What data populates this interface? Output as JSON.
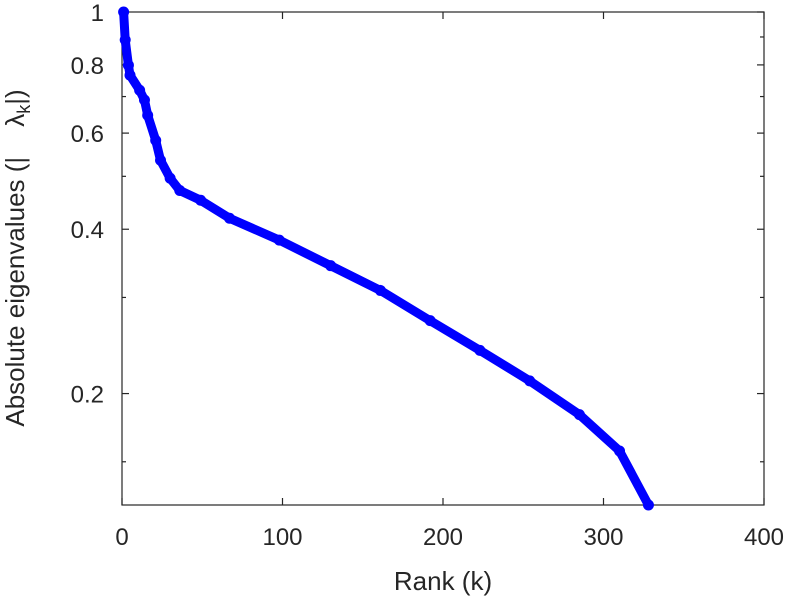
{
  "chart_data": {
    "type": "line",
    "title": "",
    "xlabel": "Rank (k)",
    "ylabel": "Absolute eigenvalues (|",
    "ylabel_symbol": "λ",
    "ylabel_sub": "k",
    "ylabel_end": "|)",
    "xlim": [
      0,
      400
    ],
    "ylim": [
      0.125,
      1
    ],
    "yscale": "log",
    "grid": false,
    "xticks": [
      0,
      100,
      200,
      300,
      400
    ],
    "xtick_labels": [
      "0",
      "100",
      "200",
      "300",
      "400"
    ],
    "yticks": [
      0.2,
      0.4,
      0.6,
      0.8,
      1
    ],
    "ytick_labels": [
      "0.2",
      "0.4",
      "0.6",
      "0.8",
      "1"
    ],
    "yminor_ticks": [
      0.15,
      0.3,
      0.5,
      0.7,
      0.9
    ],
    "series": [
      {
        "name": "eigenvalues",
        "color": "#0000ff",
        "marker": "circle",
        "x": [
          1,
          2,
          4,
          5,
          11,
          14,
          16,
          21,
          24,
          30,
          36,
          49,
          67,
          98,
          130,
          161,
          192,
          223,
          254,
          285,
          310,
          328
        ],
        "y": [
          1.0,
          0.889,
          0.799,
          0.766,
          0.719,
          0.69,
          0.647,
          0.582,
          0.535,
          0.496,
          0.471,
          0.452,
          0.419,
          0.382,
          0.343,
          0.309,
          0.272,
          0.24,
          0.211,
          0.183,
          0.157,
          0.125
        ]
      }
    ]
  }
}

^^^^

Task details
Looking at the listing above, how many of its lines contain the string "eigenvalues"? Give the number alone.

Written answer
2